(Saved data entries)
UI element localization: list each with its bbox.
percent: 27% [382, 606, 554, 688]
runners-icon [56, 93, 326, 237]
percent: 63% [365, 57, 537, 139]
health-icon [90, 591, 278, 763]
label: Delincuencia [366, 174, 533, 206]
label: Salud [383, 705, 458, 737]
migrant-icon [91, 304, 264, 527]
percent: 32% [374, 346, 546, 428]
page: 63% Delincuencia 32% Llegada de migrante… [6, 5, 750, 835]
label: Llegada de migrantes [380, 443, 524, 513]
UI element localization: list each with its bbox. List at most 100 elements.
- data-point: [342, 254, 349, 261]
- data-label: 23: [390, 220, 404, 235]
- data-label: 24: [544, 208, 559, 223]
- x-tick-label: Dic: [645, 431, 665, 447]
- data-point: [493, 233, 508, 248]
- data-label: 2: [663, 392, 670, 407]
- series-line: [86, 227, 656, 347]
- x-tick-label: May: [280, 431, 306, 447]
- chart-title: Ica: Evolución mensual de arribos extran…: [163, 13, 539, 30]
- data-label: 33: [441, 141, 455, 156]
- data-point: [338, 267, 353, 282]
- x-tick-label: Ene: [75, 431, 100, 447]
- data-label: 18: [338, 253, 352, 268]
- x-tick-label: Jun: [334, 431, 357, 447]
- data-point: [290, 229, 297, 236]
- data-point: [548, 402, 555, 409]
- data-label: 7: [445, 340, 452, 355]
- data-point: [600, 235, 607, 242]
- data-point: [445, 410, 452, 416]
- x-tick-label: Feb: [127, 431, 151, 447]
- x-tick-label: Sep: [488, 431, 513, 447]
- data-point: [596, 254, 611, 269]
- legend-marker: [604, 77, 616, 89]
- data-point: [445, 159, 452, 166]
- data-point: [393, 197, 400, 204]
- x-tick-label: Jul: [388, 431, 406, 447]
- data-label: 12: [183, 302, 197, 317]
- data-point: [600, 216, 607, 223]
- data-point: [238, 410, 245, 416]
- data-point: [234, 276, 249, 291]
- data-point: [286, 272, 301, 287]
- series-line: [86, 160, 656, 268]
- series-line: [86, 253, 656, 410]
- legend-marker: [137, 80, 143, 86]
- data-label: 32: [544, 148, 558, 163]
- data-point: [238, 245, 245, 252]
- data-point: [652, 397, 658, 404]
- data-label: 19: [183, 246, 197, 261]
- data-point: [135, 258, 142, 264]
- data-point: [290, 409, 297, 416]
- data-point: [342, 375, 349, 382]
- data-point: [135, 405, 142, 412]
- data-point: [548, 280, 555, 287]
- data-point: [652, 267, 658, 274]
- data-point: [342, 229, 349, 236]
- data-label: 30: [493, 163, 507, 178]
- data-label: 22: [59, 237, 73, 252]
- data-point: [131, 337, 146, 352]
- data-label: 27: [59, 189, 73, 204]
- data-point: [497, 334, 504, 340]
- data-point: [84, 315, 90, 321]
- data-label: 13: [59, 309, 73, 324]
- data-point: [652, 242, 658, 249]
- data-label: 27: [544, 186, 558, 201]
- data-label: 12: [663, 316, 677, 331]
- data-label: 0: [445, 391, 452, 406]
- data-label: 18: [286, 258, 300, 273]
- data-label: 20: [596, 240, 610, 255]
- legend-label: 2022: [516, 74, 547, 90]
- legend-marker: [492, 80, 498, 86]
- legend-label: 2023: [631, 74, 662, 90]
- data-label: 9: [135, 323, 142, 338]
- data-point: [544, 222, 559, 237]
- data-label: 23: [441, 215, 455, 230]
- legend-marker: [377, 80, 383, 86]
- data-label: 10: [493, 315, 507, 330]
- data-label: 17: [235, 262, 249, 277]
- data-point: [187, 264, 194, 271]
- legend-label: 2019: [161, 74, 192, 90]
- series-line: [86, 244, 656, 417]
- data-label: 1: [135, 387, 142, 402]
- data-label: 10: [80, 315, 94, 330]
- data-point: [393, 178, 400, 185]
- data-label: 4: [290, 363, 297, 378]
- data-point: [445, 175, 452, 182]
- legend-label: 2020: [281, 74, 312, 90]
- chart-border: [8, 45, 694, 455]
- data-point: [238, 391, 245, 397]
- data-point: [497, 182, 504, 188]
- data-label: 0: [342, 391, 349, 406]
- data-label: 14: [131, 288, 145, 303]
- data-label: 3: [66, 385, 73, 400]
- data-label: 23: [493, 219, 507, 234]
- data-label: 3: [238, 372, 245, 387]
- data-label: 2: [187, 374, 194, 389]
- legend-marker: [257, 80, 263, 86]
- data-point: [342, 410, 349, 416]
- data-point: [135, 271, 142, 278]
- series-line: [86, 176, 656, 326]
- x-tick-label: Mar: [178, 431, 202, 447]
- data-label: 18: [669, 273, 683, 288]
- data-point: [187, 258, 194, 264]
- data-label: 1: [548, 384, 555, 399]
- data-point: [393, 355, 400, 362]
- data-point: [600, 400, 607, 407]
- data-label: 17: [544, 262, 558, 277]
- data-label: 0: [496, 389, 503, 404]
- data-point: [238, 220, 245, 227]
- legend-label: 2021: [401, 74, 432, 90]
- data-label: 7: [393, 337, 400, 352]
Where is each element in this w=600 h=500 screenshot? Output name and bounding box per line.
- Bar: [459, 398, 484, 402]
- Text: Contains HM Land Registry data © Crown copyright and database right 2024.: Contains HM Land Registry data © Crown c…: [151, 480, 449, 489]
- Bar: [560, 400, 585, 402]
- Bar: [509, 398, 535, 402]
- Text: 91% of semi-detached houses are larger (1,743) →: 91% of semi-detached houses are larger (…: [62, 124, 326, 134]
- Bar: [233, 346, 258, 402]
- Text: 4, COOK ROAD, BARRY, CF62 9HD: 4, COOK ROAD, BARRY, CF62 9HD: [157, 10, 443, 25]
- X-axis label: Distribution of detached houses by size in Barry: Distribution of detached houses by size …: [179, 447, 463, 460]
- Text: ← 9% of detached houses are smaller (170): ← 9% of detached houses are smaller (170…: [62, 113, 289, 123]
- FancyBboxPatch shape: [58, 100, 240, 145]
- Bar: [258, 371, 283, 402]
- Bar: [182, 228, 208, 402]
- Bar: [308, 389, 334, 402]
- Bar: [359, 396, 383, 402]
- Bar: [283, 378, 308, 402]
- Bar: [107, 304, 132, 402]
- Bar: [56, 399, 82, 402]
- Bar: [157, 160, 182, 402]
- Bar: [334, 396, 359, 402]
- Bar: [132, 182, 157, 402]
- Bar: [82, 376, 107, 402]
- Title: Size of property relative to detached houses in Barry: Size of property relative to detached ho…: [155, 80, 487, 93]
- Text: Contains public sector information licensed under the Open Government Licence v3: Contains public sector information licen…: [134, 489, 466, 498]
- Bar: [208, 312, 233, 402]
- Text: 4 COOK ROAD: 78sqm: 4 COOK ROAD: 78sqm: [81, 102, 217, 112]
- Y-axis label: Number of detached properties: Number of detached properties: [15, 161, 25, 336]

- _WORK TO DO_:
Copy out the entire listing above line for line, changing nothing.

- _RESPONSE BELOW_:
UI element localization: list each with its bbox.
percent: 27% [382, 606, 554, 688]
runners-icon [56, 93, 326, 237]
percent: 63% [365, 57, 537, 139]
health-icon [90, 591, 278, 763]
label: Delincuencia [366, 174, 533, 206]
label: Salud [383, 705, 458, 737]
migrant-icon [91, 304, 264, 527]
percent: 32% [374, 346, 546, 428]
page: 63% Delincuencia 32% Llegada de migrante… [6, 5, 750, 835]
label: Llegada de migrantes [380, 443, 524, 513]
UI element localization: list each with its bbox. List at most 100 elements.
- data-point: [342, 254, 349, 261]
- data-label: 23: [390, 220, 404, 235]
- data-label: 24: [544, 208, 559, 223]
- x-tick-label: Dic: [645, 431, 665, 447]
- data-point: [493, 233, 508, 248]
- data-label: 2: [663, 392, 670, 407]
- series-line: [86, 227, 656, 347]
- x-tick-label: May: [280, 431, 306, 447]
- chart-title: Ica: Evolución mensual de arribos extran…: [163, 13, 539, 30]
- data-label: 33: [441, 141, 455, 156]
- data-point: [338, 267, 353, 282]
- x-tick-label: Ene: [75, 431, 100, 447]
- data-label: 18: [338, 253, 352, 268]
- x-tick-label: Jun: [334, 431, 357, 447]
- data-point: [290, 229, 297, 236]
- data-point: [548, 402, 555, 409]
- data-label: 7: [445, 340, 452, 355]
- data-point: [600, 235, 607, 242]
- data-point: [445, 410, 452, 416]
- x-tick-label: Feb: [127, 431, 151, 447]
- x-tick-label: Sep: [488, 431, 513, 447]
- data-point: [596, 254, 611, 269]
- legend-marker: [604, 77, 616, 89]
- data-point: [445, 159, 452, 166]
- data-point: [393, 197, 400, 204]
- x-tick-label: Jul: [388, 431, 406, 447]
- data-label: 12: [183, 302, 197, 317]
- data-point: [600, 216, 607, 223]
- data-point: [238, 410, 245, 416]
- data-point: [234, 276, 249, 291]
- data-point: [286, 272, 301, 287]
- series-line: [86, 160, 656, 268]
- series-line: [86, 253, 656, 410]
- legend-marker: [137, 80, 143, 86]
- data-label: 32: [544, 148, 558, 163]
- data-point: [238, 245, 245, 252]
- data-point: [652, 397, 658, 404]
- data-label: 19: [183, 246, 197, 261]
- data-point: [135, 258, 142, 264]
- data-point: [290, 409, 297, 416]
- data-point: [342, 375, 349, 382]
- data-point: [135, 405, 142, 412]
- data-point: [548, 280, 555, 287]
- data-point: [652, 267, 658, 274]
- data-point: [342, 229, 349, 236]
- data-label: 30: [493, 163, 507, 178]
- data-label: 22: [59, 237, 73, 252]
- data-point: [131, 337, 146, 352]
- data-label: 27: [59, 189, 73, 204]
- data-point: [497, 334, 504, 340]
- data-point: [84, 315, 90, 321]
- data-label: 13: [59, 309, 73, 324]
- data-point: [652, 242, 658, 249]
- data-label: 27: [544, 186, 558, 201]
- data-label: 12: [663, 316, 677, 331]
- data-label: 0: [445, 391, 452, 406]
- data-label: 18: [286, 258, 300, 273]
- data-label: 20: [596, 240, 610, 255]
- legend-label: 2022: [516, 74, 547, 90]
- legend-marker: [492, 80, 498, 86]
- legend-label: 2023: [631, 74, 662, 90]
- data-label: 9: [135, 323, 142, 338]
- data-point: [544, 222, 559, 237]
- data-label: 23: [441, 215, 455, 230]
- legend-marker: [377, 80, 383, 86]
- data-label: 10: [493, 315, 507, 330]
- data-label: 17: [235, 262, 249, 277]
- data-point: [187, 264, 194, 271]
- legend-label: 2019: [161, 74, 192, 90]
- series-line: [86, 244, 656, 417]
- data-label: 1: [135, 387, 142, 402]
- data-label: 10: [80, 315, 94, 330]
- data-point: [393, 178, 400, 185]
- data-label: 4: [290, 363, 297, 378]
- data-point: [445, 175, 452, 182]
- legend-label: 2020: [281, 74, 312, 90]
- chart-border: [8, 45, 694, 455]
- data-point: [238, 391, 245, 397]
- data-point: [497, 182, 504, 188]
- data-label: 0: [342, 391, 349, 406]
- data-label: 14: [131, 288, 145, 303]
- data-label: 3: [66, 385, 73, 400]
- data-label: 23: [493, 219, 507, 234]
- data-label: 3: [238, 372, 245, 387]
- data-label: 2: [187, 374, 194, 389]
- legend-marker: [257, 80, 263, 86]
- data-point: [342, 410, 349, 416]
- data-point: [135, 271, 142, 278]
- series-line: [86, 176, 656, 326]
- x-tick-label: Mar: [178, 431, 202, 447]
- data-label: 18: [669, 273, 683, 288]
- data-point: [187, 258, 194, 264]
- data-label: 1: [548, 384, 555, 399]
- data-point: [393, 355, 400, 362]
- data-point: [600, 400, 607, 407]
- data-label: 17: [544, 262, 558, 277]
- data-label: 0: [496, 389, 503, 404]
- data-point: [238, 220, 245, 227]
- legend-label: 2021: [401, 74, 432, 90]
- data-label: 7: [393, 337, 400, 352]
Where is each element in this w=600 h=500 screenshot? Output name and bounding box per line.
- Bar: [459, 398, 484, 402]
- Text: Contains HM Land Registry data © Crown copyright and database right 2024.: Contains HM Land Registry data © Crown c…: [151, 480, 449, 489]
- Bar: [560, 400, 585, 402]
- Bar: [509, 398, 535, 402]
- Text: 91% of semi-detached houses are larger (1,743) →: 91% of semi-detached houses are larger (…: [62, 124, 326, 134]
- Bar: [233, 346, 258, 402]
- Text: 4, COOK ROAD, BARRY, CF62 9HD: 4, COOK ROAD, BARRY, CF62 9HD: [157, 10, 443, 25]
- X-axis label: Distribution of detached houses by size in Barry: Distribution of detached houses by size …: [179, 447, 463, 460]
- Text: ← 9% of detached houses are smaller (170): ← 9% of detached houses are smaller (170…: [62, 113, 289, 123]
- FancyBboxPatch shape: [58, 100, 240, 145]
- Bar: [258, 371, 283, 402]
- Bar: [182, 228, 208, 402]
- Bar: [308, 389, 334, 402]
- Bar: [359, 396, 383, 402]
- Bar: [283, 378, 308, 402]
- Bar: [107, 304, 132, 402]
- Bar: [56, 399, 82, 402]
- Bar: [157, 160, 182, 402]
- Bar: [334, 396, 359, 402]
- Bar: [132, 182, 157, 402]
- Bar: [82, 376, 107, 402]
- Title: Size of property relative to detached houses in Barry: Size of property relative to detached ho…: [155, 80, 487, 93]
- Text: Contains public sector information licensed under the Open Government Licence v3: Contains public sector information licen…: [134, 489, 466, 498]
- Bar: [208, 312, 233, 402]
- Text: 4 COOK ROAD: 78sqm: 4 COOK ROAD: 78sqm: [81, 102, 217, 112]
- Y-axis label: Number of detached properties: Number of detached properties: [15, 161, 25, 336]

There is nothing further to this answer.